# TASK REQUIREMENTS
Every entry that follows should be repeated exactly; drop the images.

(Extracts from a graphics dataset)
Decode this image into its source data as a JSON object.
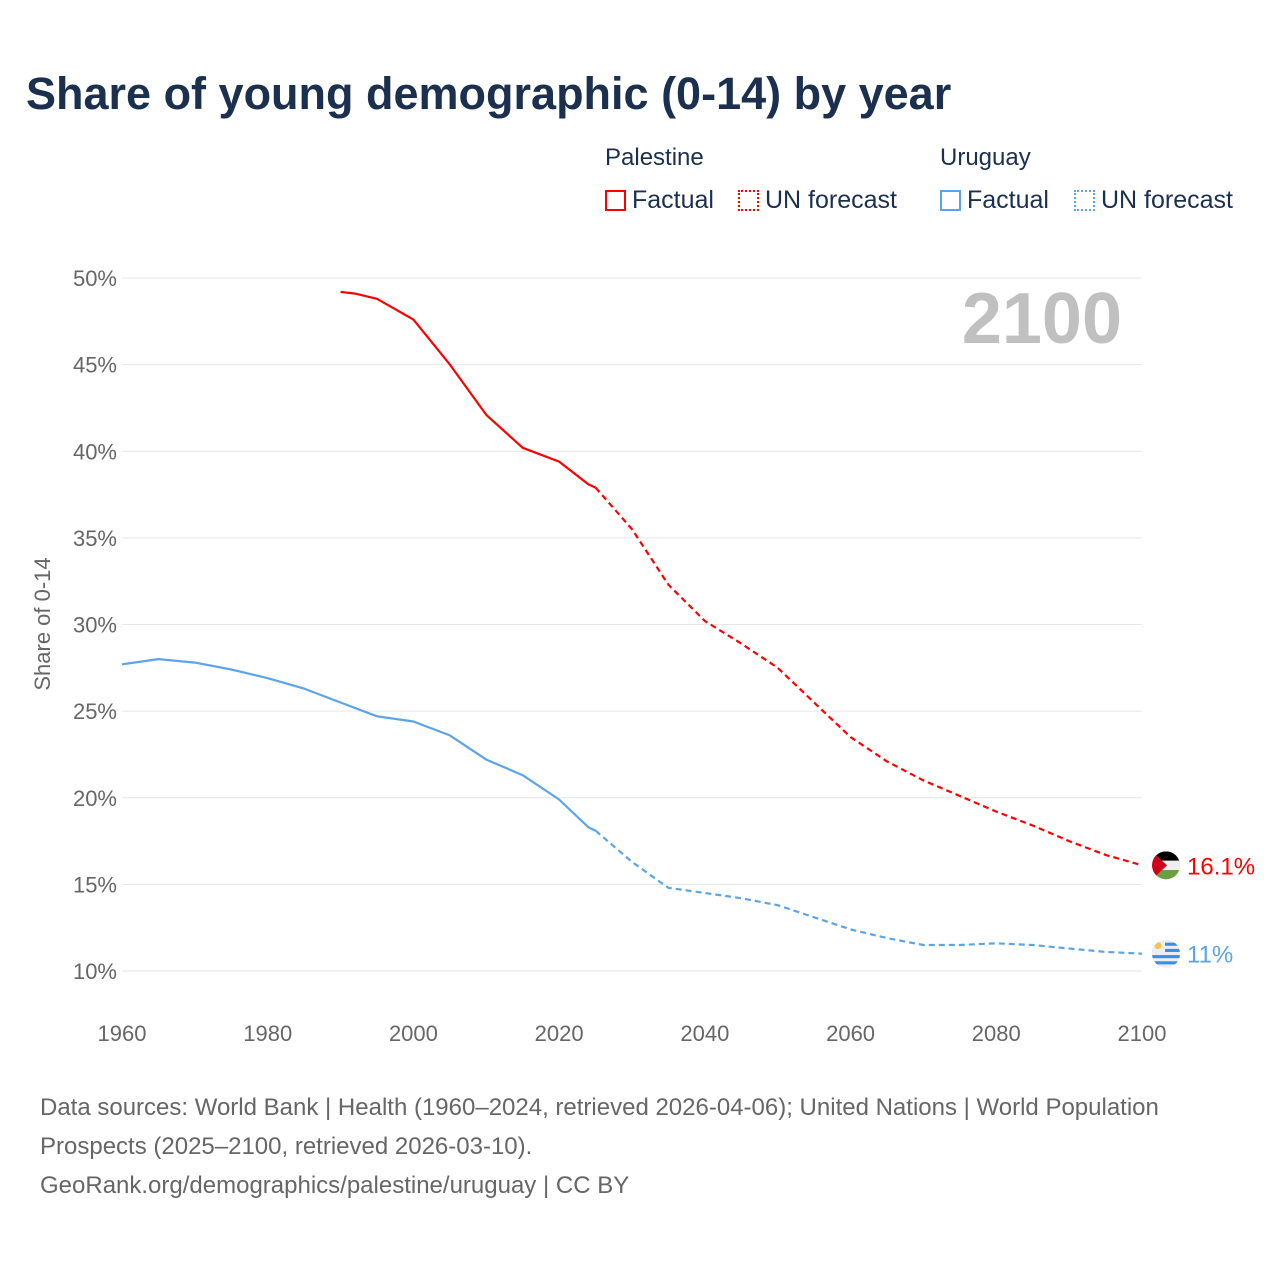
{
  "chart_data": {
    "type": "line",
    "title": "Share of young demographic (0-14) by year",
    "ylabel": "Share of 0-14",
    "xlabel": "",
    "xlim": [
      1960,
      2100
    ],
    "ylim": [
      10,
      50
    ],
    "x_ticks": [
      "1960",
      "1980",
      "2000",
      "2020",
      "2040",
      "2060",
      "2080",
      "2100"
    ],
    "y_ticks": [
      "10%",
      "15%",
      "20%",
      "25%",
      "30%",
      "35%",
      "40%",
      "45%",
      "50%"
    ],
    "grid": true,
    "year_label": "2100",
    "legend": {
      "groups": [
        {
          "country": "Palestine",
          "items": [
            "Factual",
            "UN forecast"
          ]
        },
        {
          "country": "Uruguay",
          "items": [
            "Factual",
            "UN forecast"
          ]
        }
      ],
      "placement": "top-right"
    },
    "series": [
      {
        "name": "Palestine",
        "color": "#ff0000",
        "end_label": "16.1%",
        "factual": {
          "x": [
            1990,
            1992,
            1995,
            2000,
            2005,
            2010,
            2015,
            2020,
            2024,
            2025
          ],
          "y": [
            49.2,
            49.1,
            48.8,
            47.6,
            45.0,
            42.1,
            40.2,
            39.4,
            38.1,
            37.9
          ]
        },
        "forecast": {
          "x": [
            2025,
            2030,
            2035,
            2040,
            2045,
            2050,
            2055,
            2060,
            2065,
            2070,
            2075,
            2080,
            2085,
            2090,
            2095,
            2100
          ],
          "y": [
            37.9,
            35.5,
            32.3,
            30.2,
            28.9,
            27.5,
            25.5,
            23.5,
            22.1,
            21.0,
            20.1,
            19.2,
            18.4,
            17.5,
            16.7,
            16.1
          ]
        }
      },
      {
        "name": "Uruguay",
        "color": "#5ba4e8",
        "end_label": "11%",
        "factual": {
          "x": [
            1960,
            1965,
            1970,
            1975,
            1980,
            1985,
            1990,
            1995,
            2000,
            2005,
            2010,
            2015,
            2020,
            2024,
            2025
          ],
          "y": [
            27.7,
            28.0,
            27.8,
            27.4,
            26.9,
            26.3,
            25.5,
            24.7,
            24.4,
            23.6,
            22.2,
            21.3,
            19.9,
            18.3,
            18.1
          ]
        },
        "forecast": {
          "x": [
            2025,
            2030,
            2035,
            2040,
            2045,
            2050,
            2055,
            2060,
            2065,
            2070,
            2075,
            2080,
            2085,
            2090,
            2095,
            2100
          ],
          "y": [
            18.1,
            16.3,
            14.8,
            14.5,
            14.2,
            13.8,
            13.1,
            12.4,
            11.9,
            11.5,
            11.5,
            11.6,
            11.5,
            11.3,
            11.1,
            11.0
          ]
        }
      }
    ]
  },
  "footer": {
    "sources": "Data sources: World Bank | Health (1960–2024, retrieved 2026-04-06); United Nations | World Population Prospects (2025–2100, retrieved 2026-03-10).",
    "credit": "GeoRank.org/demographics/palestine/uruguay | CC BY"
  },
  "icons": {
    "palestine": "palestine-flag-icon",
    "uruguay": "uruguay-flag-icon"
  }
}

# WRITTEN REPLY
Decode this image into its source data as a JSON object.
{
  "chart_data": {
    "type": "line",
    "title": "Share of young demographic (0-14) by year",
    "ylabel": "Share of 0-14",
    "xlabel": "",
    "xlim": [
      1960,
      2100
    ],
    "ylim": [
      10,
      50
    ],
    "x_ticks": [
      "1960",
      "1980",
      "2000",
      "2020",
      "2040",
      "2060",
      "2080",
      "2100"
    ],
    "y_ticks": [
      "10%",
      "15%",
      "20%",
      "25%",
      "30%",
      "35%",
      "40%",
      "45%",
      "50%"
    ],
    "grid": true,
    "year_label": "2100",
    "legend": {
      "groups": [
        {
          "country": "Palestine",
          "items": [
            "Factual",
            "UN forecast"
          ]
        },
        {
          "country": "Uruguay",
          "items": [
            "Factual",
            "UN forecast"
          ]
        }
      ],
      "placement": "top-right"
    },
    "series": [
      {
        "name": "Palestine",
        "color": "#ff0000",
        "end_label": "16.1%",
        "factual": {
          "x": [
            1990,
            1992,
            1995,
            2000,
            2005,
            2010,
            2015,
            2020,
            2024,
            2025
          ],
          "y": [
            49.2,
            49.1,
            48.8,
            47.6,
            45.0,
            42.1,
            40.2,
            39.4,
            38.1,
            37.9
          ]
        },
        "forecast": {
          "x": [
            2025,
            2030,
            2035,
            2040,
            2045,
            2050,
            2055,
            2060,
            2065,
            2070,
            2075,
            2080,
            2085,
            2090,
            2095,
            2100
          ],
          "y": [
            37.9,
            35.5,
            32.3,
            30.2,
            28.9,
            27.5,
            25.5,
            23.5,
            22.1,
            21.0,
            20.1,
            19.2,
            18.4,
            17.5,
            16.7,
            16.1
          ]
        }
      },
      {
        "name": "Uruguay",
        "color": "#5ba4e8",
        "end_label": "11%",
        "factual": {
          "x": [
            1960,
            1965,
            1970,
            1975,
            1980,
            1985,
            1990,
            1995,
            2000,
            2005,
            2010,
            2015,
            2020,
            2024,
            2025
          ],
          "y": [
            27.7,
            28.0,
            27.8,
            27.4,
            26.9,
            26.3,
            25.5,
            24.7,
            24.4,
            23.6,
            22.2,
            21.3,
            19.9,
            18.3,
            18.1
          ]
        },
        "forecast": {
          "x": [
            2025,
            2030,
            2035,
            2040,
            2045,
            2050,
            2055,
            2060,
            2065,
            2070,
            2075,
            2080,
            2085,
            2090,
            2095,
            2100
          ],
          "y": [
            18.1,
            16.3,
            14.8,
            14.5,
            14.2,
            13.8,
            13.1,
            12.4,
            11.9,
            11.5,
            11.5,
            11.6,
            11.5,
            11.3,
            11.1,
            11.0
          ]
        }
      }
    ]
  },
  "footer": {
    "sources": "Data sources: World Bank | Health (1960–2024, retrieved 2026-04-06); United Nations | World Population Prospects (2025–2100, retrieved 2026-03-10).",
    "credit": "GeoRank.org/demographics/palestine/uruguay | CC BY"
  },
  "icons": {
    "palestine": "palestine-flag-icon",
    "uruguay": "uruguay-flag-icon"
  }
}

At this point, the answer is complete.